## What you should do
Identify the lines holding "title" and copy them.

****

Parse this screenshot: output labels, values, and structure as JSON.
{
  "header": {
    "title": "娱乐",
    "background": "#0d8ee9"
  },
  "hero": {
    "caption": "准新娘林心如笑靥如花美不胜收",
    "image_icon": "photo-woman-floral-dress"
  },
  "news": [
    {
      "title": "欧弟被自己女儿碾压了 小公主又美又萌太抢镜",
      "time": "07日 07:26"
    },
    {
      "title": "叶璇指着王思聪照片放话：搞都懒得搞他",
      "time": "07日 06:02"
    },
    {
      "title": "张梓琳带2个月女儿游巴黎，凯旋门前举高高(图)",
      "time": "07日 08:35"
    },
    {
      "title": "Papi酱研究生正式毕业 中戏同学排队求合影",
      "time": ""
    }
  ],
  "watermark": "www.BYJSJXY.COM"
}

****

## Exercise solution
    "title": "娱乐",
      "title": "欧弟被自己女儿碾压了 小公主又美又萌太抢镜",
      "title": "叶璇指着王思聪照片放话：搞都懒得搞他",
      "title": "张梓琳带2个月女儿游巴黎，凯旋门前举高高(图)",
      "title": "Papi酱研究生正式毕业 中戏同学排队求合影",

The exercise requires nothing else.